[Extracted data entries]

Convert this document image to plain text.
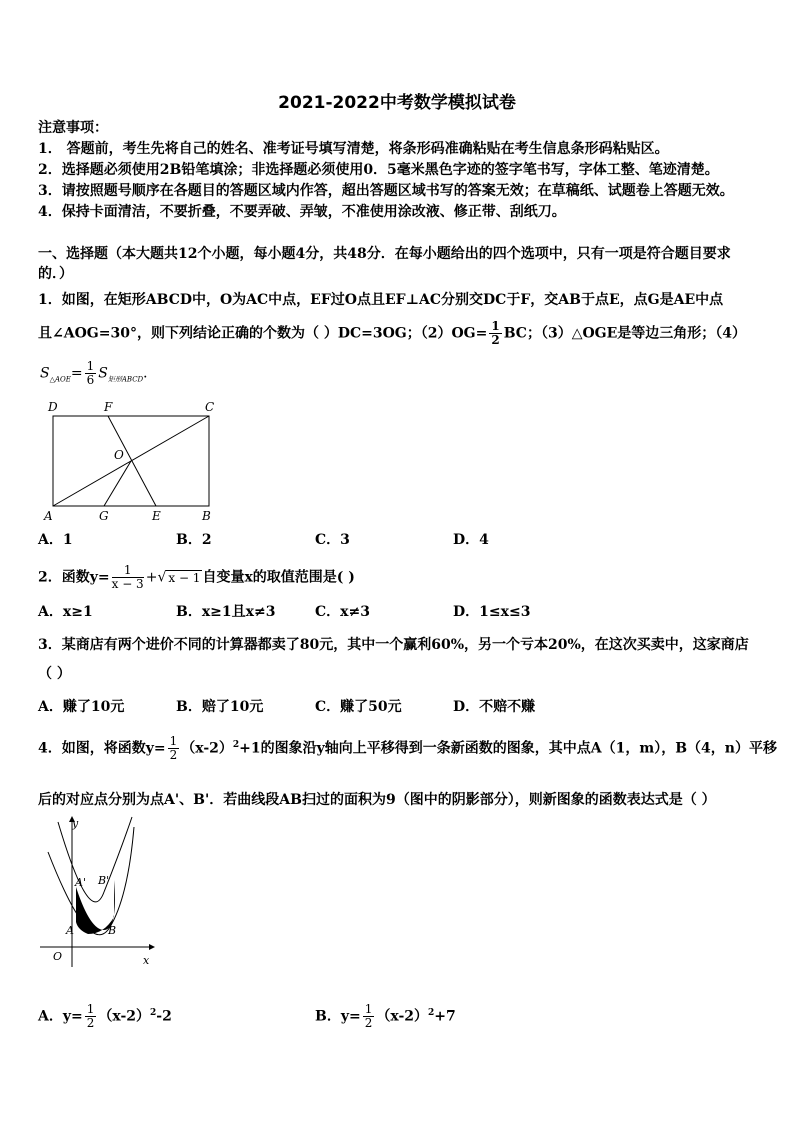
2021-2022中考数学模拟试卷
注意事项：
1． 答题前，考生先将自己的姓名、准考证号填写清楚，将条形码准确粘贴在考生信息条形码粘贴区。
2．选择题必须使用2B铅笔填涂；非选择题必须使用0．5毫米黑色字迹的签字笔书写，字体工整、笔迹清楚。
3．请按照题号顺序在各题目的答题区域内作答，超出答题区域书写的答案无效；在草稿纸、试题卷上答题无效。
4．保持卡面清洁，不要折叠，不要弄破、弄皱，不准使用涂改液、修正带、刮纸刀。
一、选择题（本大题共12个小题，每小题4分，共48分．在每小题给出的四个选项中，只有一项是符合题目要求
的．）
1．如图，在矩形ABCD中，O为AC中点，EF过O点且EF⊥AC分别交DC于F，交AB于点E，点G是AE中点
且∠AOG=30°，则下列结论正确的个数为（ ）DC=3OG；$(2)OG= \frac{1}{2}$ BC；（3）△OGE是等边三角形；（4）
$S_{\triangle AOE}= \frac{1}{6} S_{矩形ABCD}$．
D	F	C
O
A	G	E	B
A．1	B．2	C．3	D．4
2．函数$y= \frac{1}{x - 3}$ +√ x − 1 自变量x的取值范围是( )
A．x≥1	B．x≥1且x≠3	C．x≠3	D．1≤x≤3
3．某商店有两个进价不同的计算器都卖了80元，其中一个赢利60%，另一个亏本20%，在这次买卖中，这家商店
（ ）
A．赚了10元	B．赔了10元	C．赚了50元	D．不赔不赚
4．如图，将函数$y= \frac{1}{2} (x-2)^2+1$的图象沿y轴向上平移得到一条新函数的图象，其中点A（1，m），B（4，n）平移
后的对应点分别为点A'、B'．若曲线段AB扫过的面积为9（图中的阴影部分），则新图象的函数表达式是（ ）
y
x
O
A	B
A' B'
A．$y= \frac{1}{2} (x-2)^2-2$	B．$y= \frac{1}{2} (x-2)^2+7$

--

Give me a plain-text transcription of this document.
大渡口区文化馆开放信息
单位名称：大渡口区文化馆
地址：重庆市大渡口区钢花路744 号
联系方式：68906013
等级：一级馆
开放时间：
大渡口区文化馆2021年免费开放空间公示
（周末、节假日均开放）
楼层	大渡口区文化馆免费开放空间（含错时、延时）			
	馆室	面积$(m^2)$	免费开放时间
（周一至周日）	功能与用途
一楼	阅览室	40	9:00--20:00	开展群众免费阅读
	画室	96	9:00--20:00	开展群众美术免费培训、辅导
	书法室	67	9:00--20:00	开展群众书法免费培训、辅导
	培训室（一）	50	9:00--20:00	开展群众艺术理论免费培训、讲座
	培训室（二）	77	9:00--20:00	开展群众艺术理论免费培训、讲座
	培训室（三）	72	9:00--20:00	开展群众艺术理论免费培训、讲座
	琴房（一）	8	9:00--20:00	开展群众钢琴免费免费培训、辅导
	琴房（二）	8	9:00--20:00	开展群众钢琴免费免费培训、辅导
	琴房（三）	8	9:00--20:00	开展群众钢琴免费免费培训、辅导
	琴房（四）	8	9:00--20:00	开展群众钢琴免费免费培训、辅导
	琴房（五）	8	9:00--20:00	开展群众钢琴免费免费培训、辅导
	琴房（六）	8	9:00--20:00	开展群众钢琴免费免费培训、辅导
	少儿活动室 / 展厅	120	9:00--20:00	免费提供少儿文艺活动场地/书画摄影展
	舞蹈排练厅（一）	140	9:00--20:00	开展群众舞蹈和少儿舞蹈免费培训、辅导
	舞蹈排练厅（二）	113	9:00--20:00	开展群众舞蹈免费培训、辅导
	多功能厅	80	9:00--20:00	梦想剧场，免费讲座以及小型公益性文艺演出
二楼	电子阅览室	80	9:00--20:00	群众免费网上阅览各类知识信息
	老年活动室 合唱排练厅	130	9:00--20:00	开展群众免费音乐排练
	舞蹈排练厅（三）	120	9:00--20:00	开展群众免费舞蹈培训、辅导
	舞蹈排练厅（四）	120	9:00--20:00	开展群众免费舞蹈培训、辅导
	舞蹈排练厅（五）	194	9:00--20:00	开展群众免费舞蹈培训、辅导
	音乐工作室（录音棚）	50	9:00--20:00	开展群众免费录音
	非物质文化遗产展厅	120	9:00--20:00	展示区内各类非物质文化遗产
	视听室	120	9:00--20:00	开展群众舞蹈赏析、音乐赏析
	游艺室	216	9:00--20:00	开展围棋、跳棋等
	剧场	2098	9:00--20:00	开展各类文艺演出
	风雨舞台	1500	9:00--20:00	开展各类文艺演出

TO BE DONE → Copy all lines of the listing above that contain the string "开展群众钢琴免费免费培训".

THE RESULT →
	琴房（一）	8	9:00--20:00	开展群众钢琴免费免费培训、辅导
	琴房（二）	8	9:00--20:00	开展群众钢琴免费免费培训、辅导
	琴房（三）	8	9:00--20:00	开展群众钢琴免费免费培训、辅导
	琴房（四）	8	9:00--20:00	开展群众钢琴免费免费培训、辅导
	琴房（五）	8	9:00--20:00	开展群众钢琴免费免费培训、辅导
	琴房（六）	8	9:00--20:00	开展群众钢琴免费免费培训、辅导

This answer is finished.